▶ _GIVEN PROBLEM_:
In the material below, the lines containing the word "description" are required; copy each of them.

▶ _STORED RECORDS_:
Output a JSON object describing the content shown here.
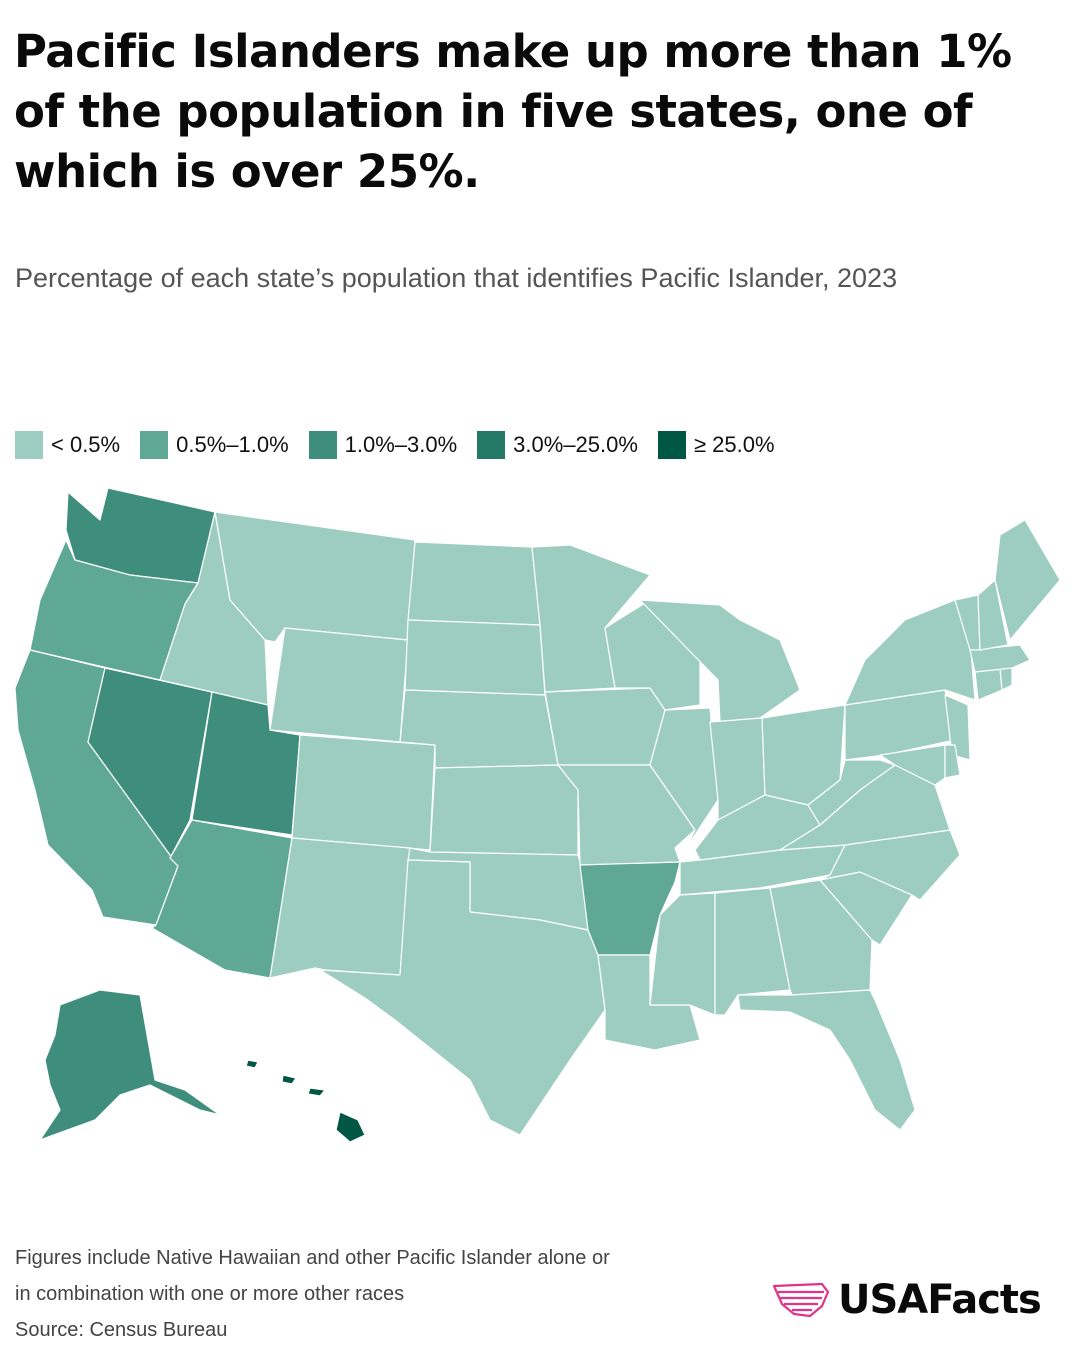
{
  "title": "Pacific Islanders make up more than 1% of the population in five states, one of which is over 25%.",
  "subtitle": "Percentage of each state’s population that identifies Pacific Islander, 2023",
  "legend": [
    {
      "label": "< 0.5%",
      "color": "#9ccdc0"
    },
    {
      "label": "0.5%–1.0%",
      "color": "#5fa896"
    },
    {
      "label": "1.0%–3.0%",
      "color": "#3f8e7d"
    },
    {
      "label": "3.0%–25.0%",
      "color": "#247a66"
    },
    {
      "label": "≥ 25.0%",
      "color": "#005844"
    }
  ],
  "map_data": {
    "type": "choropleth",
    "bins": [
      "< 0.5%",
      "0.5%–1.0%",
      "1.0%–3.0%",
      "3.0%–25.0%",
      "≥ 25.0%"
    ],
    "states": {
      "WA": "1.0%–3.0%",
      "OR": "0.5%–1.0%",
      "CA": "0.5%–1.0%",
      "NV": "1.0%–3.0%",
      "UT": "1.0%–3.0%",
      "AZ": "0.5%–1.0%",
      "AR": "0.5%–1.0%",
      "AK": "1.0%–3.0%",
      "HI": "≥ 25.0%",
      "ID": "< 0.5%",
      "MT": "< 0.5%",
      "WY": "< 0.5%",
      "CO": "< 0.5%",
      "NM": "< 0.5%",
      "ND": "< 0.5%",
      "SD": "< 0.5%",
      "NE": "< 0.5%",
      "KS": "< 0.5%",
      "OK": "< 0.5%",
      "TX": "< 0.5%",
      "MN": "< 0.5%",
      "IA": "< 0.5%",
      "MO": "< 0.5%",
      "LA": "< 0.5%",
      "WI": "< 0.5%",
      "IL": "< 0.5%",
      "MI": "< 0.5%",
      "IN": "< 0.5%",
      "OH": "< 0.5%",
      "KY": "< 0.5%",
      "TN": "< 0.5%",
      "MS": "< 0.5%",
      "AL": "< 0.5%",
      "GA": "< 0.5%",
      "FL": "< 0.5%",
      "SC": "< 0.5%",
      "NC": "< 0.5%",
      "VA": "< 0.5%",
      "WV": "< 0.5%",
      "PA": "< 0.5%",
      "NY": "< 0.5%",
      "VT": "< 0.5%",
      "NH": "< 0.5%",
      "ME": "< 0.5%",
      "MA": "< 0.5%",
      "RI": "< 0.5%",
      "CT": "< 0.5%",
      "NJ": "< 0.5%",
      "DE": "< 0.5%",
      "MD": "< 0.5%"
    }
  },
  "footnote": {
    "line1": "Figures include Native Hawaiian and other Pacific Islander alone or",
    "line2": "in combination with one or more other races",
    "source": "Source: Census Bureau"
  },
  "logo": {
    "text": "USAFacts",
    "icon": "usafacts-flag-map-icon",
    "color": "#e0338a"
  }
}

...

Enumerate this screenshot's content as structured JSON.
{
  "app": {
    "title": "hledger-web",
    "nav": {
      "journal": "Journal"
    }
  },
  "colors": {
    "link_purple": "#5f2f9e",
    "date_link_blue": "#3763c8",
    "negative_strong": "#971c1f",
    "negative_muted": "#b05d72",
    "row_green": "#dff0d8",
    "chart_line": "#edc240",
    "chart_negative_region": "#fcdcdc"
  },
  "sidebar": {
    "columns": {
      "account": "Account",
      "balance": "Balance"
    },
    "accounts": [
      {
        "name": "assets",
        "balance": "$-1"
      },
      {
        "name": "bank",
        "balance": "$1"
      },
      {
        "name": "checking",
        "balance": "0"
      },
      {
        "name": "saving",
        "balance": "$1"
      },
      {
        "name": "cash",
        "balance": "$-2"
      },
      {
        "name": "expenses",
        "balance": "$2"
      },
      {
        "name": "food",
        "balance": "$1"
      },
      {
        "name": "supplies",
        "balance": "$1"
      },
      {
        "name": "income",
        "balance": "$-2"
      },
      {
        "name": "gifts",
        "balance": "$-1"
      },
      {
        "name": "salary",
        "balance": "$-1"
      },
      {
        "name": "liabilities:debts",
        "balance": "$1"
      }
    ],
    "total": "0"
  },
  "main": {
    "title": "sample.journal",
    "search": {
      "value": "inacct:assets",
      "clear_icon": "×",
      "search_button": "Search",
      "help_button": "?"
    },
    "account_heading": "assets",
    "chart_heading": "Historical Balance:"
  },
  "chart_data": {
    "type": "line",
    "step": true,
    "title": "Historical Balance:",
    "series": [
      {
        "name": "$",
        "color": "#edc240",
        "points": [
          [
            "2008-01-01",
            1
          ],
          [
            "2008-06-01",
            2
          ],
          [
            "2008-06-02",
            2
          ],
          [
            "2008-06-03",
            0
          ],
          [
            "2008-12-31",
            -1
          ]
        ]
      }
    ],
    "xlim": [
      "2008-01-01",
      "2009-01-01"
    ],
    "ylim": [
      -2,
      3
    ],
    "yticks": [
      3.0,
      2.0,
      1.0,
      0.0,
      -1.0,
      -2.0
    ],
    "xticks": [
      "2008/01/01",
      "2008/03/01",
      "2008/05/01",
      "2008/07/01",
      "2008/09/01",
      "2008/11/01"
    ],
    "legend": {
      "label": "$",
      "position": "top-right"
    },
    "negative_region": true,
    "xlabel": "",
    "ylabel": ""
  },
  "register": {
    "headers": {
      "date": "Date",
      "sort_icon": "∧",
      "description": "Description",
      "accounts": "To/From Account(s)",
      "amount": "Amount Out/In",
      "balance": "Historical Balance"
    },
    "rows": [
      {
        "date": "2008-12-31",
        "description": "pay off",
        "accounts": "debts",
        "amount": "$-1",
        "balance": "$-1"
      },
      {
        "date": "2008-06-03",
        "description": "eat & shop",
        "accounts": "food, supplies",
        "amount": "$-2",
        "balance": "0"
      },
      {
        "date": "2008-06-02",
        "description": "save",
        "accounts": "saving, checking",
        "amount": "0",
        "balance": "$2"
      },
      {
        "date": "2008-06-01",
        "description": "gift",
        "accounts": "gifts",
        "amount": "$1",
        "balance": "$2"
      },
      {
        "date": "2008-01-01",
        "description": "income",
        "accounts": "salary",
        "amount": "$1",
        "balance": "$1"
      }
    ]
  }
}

---

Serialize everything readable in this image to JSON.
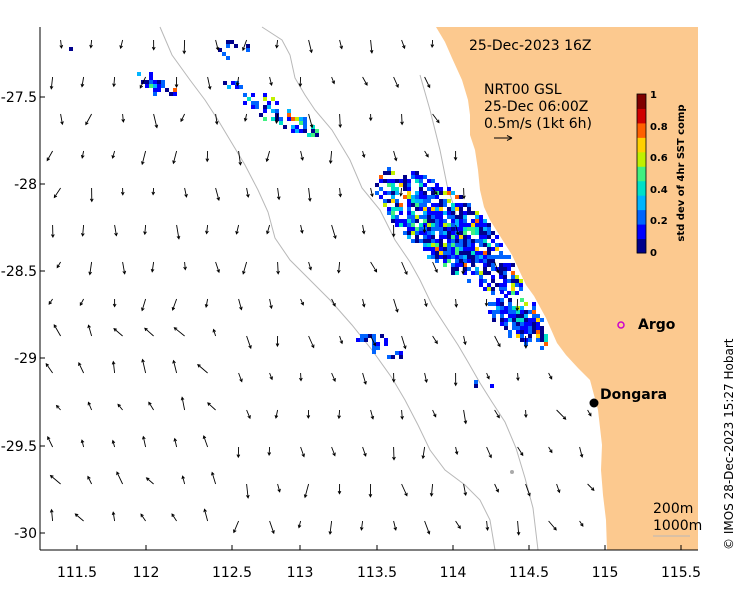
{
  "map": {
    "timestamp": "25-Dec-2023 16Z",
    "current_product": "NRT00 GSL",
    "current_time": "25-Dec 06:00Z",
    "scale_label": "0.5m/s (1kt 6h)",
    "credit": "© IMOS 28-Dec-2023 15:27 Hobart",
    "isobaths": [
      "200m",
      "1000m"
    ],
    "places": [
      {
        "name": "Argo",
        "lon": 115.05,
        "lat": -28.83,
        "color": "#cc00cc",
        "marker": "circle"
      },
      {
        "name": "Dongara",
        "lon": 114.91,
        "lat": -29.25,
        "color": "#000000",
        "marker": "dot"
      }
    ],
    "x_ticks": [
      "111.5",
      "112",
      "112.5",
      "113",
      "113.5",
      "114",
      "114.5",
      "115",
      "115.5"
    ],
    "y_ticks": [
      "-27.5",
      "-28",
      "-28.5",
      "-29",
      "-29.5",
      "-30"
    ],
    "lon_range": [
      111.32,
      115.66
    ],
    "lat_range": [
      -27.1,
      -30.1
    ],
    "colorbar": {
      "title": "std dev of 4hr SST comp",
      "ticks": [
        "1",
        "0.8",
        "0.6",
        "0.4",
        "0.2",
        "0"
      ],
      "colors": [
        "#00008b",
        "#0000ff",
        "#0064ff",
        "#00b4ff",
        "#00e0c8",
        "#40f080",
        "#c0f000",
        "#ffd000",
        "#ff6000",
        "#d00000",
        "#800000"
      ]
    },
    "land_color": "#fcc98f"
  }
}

▶ _RESULT_:
      "description": "Description",
        "description": "pay off",
        "description": "eat & shop",
        "description": "save",
        "description": "gift",
        "description": "income",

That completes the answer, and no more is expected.